● Extracted material:
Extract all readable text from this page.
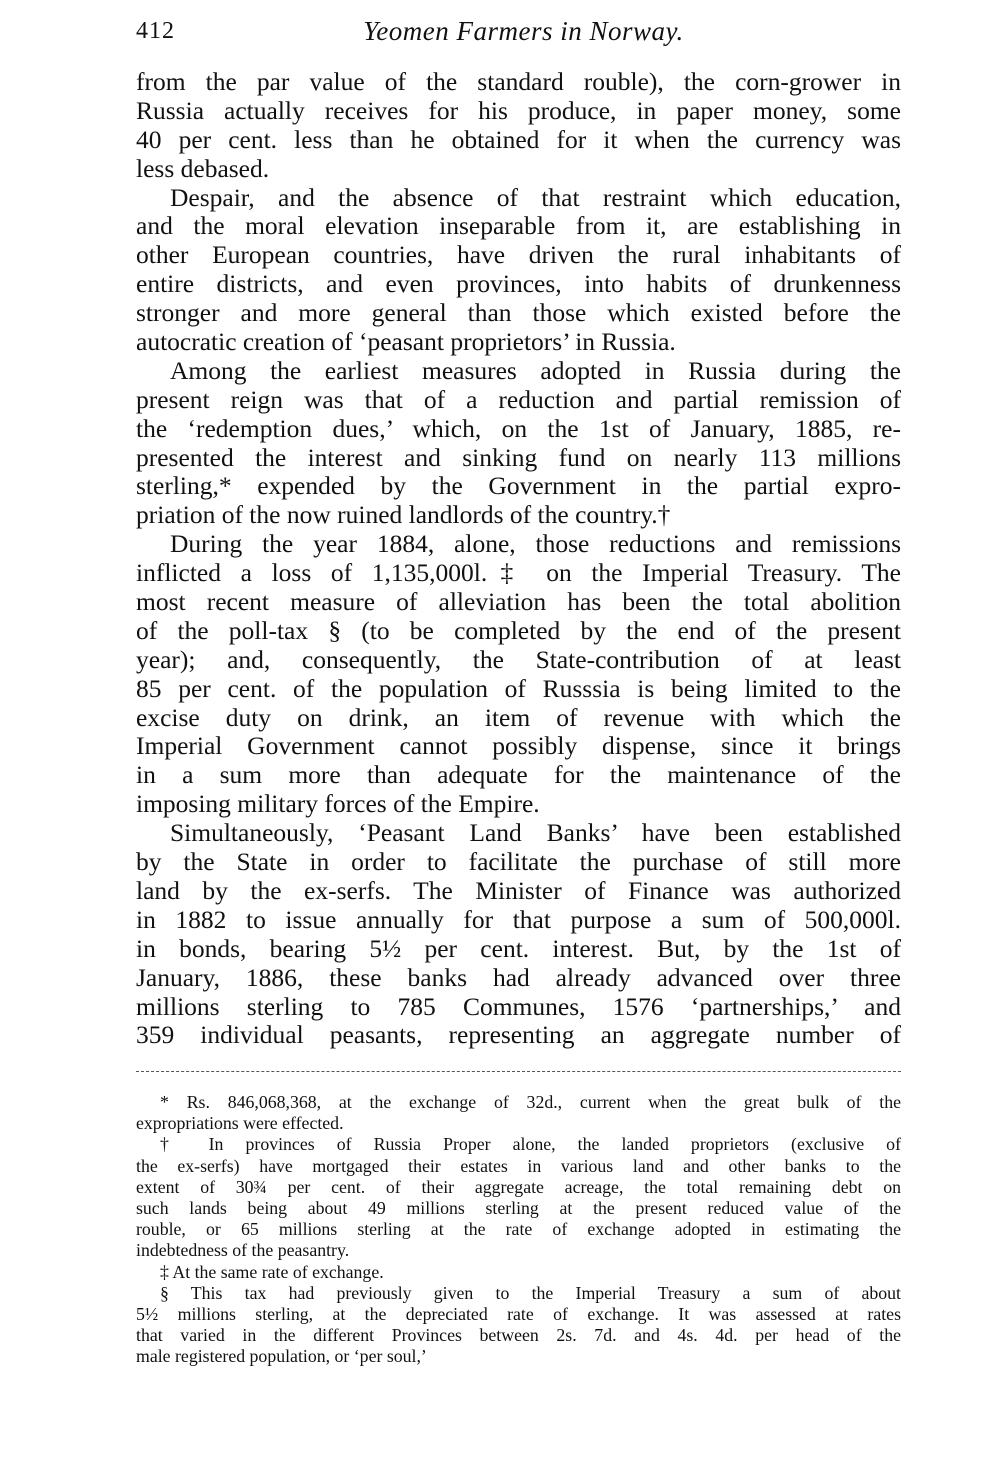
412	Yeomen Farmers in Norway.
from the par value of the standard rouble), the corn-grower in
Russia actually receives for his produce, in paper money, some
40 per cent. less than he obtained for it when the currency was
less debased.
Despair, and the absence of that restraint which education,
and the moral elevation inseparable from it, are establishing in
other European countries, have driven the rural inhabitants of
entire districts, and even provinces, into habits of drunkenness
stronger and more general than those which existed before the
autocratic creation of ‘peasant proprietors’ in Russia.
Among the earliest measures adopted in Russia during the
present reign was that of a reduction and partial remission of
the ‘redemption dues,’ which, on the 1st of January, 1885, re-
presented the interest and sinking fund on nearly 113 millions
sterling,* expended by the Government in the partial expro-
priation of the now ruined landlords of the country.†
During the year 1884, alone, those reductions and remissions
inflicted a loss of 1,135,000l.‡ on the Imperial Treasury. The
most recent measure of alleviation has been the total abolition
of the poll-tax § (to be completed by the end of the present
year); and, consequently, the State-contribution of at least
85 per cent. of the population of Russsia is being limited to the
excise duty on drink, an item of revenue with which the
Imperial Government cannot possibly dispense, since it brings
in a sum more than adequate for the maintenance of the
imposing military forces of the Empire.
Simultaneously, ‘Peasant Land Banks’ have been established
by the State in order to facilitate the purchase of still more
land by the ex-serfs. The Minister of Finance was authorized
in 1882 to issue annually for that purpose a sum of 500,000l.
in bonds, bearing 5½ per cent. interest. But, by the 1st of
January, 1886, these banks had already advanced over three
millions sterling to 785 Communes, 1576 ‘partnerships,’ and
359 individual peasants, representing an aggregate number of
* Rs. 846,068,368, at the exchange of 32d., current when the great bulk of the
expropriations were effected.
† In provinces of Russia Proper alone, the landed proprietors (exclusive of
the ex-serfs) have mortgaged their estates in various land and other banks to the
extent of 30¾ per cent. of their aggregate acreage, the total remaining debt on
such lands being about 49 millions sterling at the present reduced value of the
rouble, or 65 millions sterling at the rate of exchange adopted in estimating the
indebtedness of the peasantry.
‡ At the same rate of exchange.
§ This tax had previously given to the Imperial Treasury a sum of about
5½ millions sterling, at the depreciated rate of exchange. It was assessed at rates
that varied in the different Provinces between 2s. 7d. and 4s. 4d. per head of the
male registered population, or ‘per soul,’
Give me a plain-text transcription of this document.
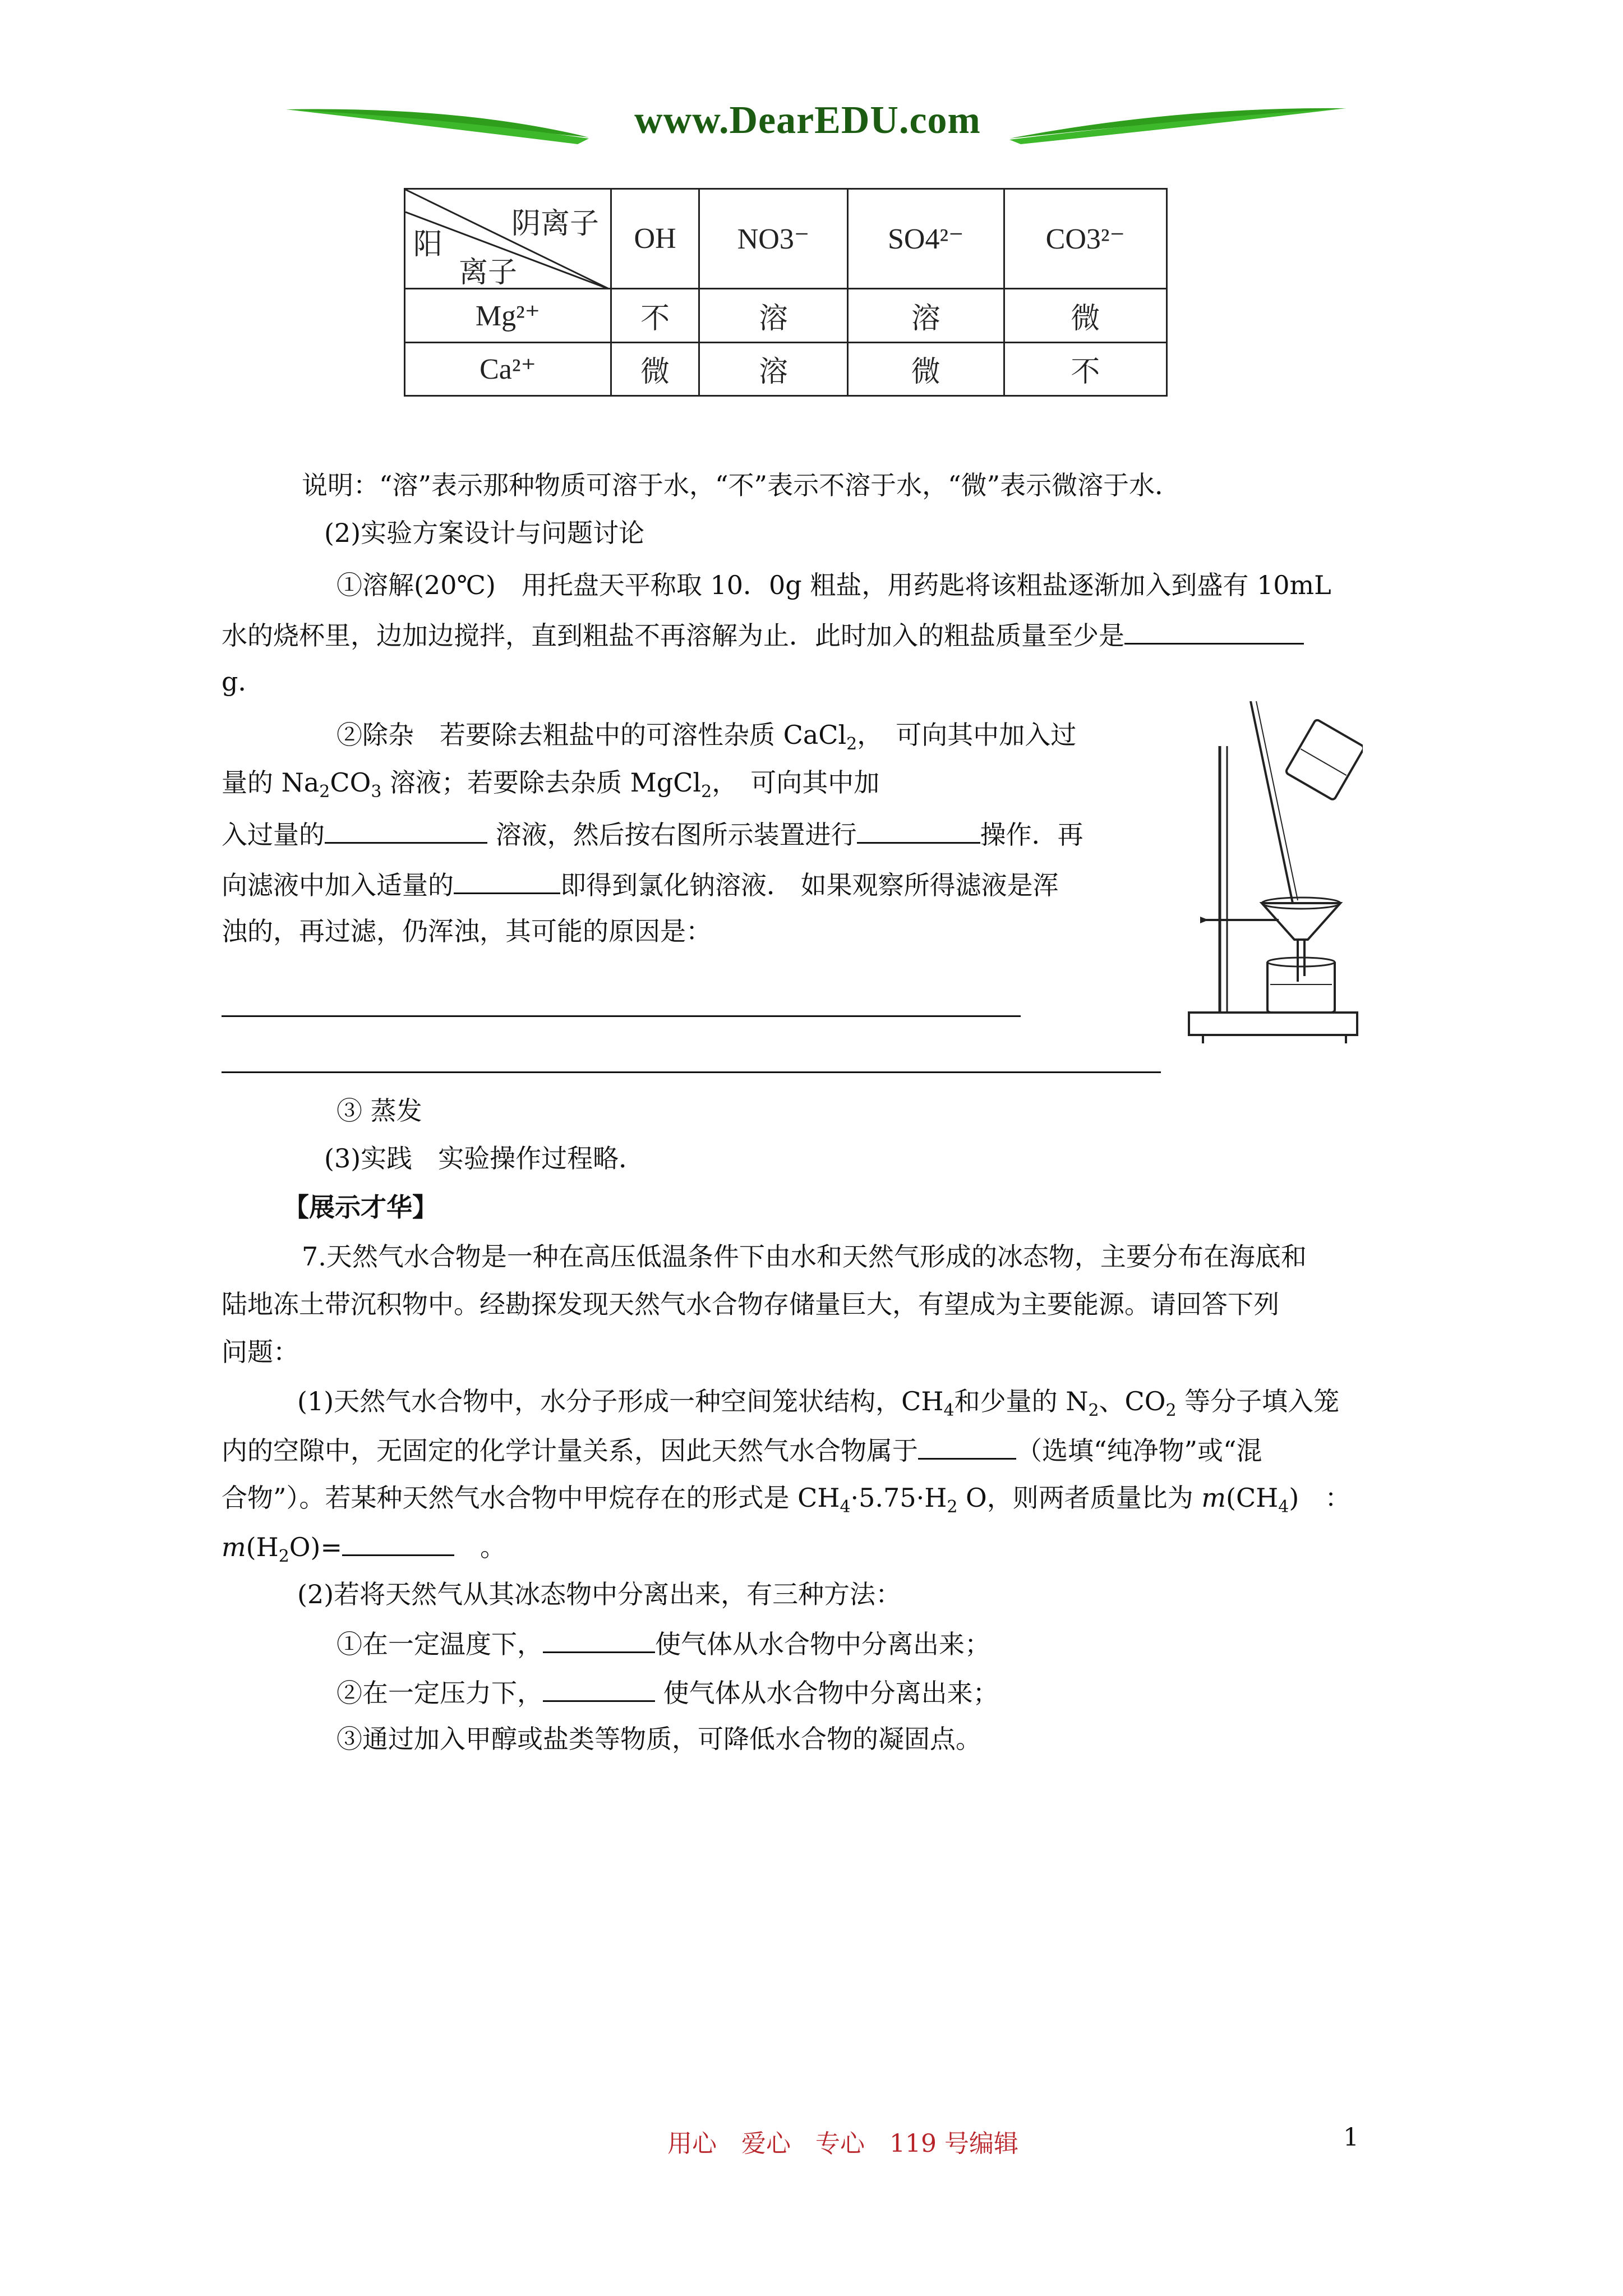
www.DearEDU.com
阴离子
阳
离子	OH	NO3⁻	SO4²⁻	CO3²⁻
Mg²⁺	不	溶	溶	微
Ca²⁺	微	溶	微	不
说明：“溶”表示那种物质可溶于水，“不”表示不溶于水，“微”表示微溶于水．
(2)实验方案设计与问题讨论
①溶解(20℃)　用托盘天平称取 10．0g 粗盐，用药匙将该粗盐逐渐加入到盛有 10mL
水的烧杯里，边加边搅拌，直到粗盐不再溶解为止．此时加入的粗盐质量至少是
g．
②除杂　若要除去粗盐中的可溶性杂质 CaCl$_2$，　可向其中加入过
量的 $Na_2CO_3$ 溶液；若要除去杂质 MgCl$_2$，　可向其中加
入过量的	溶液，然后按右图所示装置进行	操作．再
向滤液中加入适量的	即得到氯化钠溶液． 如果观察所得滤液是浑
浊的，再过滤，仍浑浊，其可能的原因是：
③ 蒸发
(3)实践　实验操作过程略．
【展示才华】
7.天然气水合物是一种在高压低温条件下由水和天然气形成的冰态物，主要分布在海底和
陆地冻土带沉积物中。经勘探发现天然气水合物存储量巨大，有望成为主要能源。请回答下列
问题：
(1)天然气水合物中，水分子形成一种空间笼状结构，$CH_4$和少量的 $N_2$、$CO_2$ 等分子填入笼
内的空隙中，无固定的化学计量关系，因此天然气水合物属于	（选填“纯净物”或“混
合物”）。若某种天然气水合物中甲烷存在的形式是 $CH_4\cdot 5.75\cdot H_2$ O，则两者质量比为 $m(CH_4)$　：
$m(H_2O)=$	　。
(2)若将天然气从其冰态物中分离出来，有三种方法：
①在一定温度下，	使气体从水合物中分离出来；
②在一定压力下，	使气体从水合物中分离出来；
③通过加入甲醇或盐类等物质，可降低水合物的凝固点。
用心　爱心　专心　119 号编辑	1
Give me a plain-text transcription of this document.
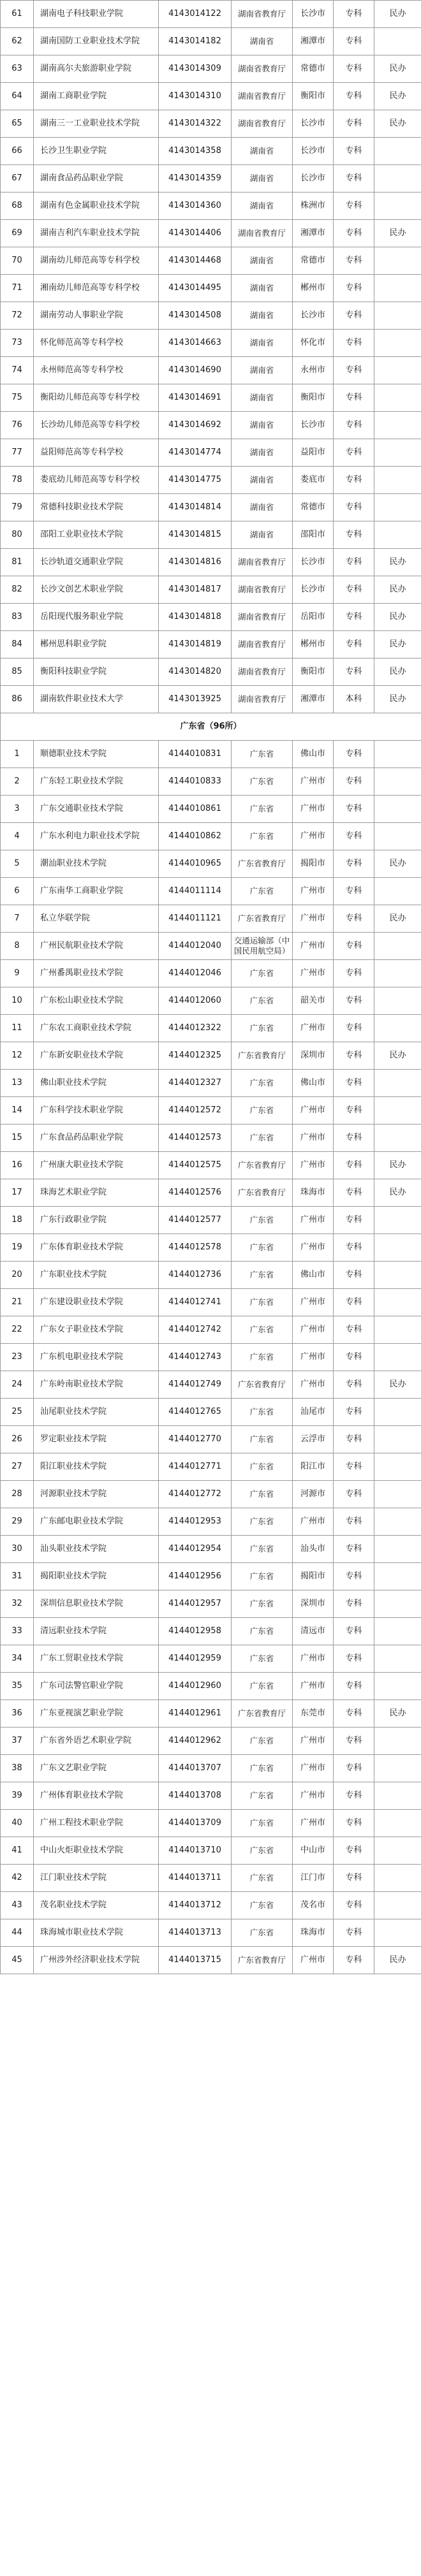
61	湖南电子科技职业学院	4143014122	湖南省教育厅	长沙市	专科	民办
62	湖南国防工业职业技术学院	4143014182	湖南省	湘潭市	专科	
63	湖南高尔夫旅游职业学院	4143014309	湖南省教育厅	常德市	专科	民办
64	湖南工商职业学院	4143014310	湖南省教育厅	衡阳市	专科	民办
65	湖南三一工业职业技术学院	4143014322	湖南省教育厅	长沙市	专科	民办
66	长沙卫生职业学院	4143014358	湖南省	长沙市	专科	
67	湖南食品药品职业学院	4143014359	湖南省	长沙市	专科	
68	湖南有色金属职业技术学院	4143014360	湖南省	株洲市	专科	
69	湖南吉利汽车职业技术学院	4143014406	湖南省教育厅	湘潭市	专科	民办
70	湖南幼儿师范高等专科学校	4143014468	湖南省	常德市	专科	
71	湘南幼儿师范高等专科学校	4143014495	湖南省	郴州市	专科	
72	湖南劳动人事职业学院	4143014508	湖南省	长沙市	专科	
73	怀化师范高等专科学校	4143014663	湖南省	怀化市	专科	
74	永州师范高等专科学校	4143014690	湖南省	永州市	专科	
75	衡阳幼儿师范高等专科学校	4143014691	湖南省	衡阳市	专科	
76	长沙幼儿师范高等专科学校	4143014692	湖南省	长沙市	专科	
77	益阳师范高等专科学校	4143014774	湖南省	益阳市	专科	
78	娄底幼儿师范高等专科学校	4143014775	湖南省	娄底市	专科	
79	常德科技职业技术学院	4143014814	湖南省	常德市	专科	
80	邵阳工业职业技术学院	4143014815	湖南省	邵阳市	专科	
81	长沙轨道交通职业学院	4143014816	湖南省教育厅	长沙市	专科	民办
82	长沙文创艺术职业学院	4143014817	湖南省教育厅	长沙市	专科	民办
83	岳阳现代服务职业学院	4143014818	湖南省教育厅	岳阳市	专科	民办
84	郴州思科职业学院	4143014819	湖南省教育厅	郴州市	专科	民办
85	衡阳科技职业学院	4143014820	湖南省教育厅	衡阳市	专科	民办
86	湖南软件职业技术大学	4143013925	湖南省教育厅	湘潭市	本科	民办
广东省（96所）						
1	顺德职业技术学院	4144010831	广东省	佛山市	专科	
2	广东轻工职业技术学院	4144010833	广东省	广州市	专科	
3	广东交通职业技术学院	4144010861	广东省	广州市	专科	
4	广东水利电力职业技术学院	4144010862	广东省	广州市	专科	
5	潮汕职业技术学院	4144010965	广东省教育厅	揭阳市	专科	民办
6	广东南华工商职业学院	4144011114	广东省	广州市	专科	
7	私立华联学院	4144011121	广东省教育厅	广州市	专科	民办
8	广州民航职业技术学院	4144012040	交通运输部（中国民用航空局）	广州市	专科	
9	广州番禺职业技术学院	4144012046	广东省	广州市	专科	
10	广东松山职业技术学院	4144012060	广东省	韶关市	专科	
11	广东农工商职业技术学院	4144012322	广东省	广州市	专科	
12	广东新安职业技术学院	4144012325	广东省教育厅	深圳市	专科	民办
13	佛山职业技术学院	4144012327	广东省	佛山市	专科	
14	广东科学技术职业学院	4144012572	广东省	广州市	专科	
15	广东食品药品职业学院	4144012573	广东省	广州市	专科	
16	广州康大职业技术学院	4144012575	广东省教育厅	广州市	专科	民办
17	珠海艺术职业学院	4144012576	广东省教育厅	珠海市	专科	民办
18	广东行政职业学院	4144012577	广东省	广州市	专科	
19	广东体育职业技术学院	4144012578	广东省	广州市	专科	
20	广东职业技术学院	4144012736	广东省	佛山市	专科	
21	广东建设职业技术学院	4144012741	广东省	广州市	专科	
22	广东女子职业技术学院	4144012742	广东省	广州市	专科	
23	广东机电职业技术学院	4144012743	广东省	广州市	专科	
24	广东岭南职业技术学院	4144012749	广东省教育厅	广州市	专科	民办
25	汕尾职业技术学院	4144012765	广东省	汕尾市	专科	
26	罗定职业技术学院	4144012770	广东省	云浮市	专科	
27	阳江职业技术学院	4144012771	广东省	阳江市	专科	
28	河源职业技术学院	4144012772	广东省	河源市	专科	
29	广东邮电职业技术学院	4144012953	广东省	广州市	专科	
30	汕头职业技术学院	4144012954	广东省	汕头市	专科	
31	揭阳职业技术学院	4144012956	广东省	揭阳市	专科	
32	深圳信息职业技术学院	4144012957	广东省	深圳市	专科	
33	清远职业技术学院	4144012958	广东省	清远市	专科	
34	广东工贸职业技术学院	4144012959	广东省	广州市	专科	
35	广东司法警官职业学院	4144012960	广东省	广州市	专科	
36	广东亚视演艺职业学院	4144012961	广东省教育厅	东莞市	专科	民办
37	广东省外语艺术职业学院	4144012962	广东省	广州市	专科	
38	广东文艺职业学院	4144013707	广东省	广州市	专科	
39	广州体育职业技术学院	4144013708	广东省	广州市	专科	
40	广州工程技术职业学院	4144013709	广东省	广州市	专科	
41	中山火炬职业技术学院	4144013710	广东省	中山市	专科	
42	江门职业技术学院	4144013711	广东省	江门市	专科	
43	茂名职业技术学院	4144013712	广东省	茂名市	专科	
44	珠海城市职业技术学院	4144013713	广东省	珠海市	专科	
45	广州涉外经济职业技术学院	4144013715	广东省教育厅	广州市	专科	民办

● What the task requires: Give only the number of lines in the records that include the word "rate".

● Complete response: 3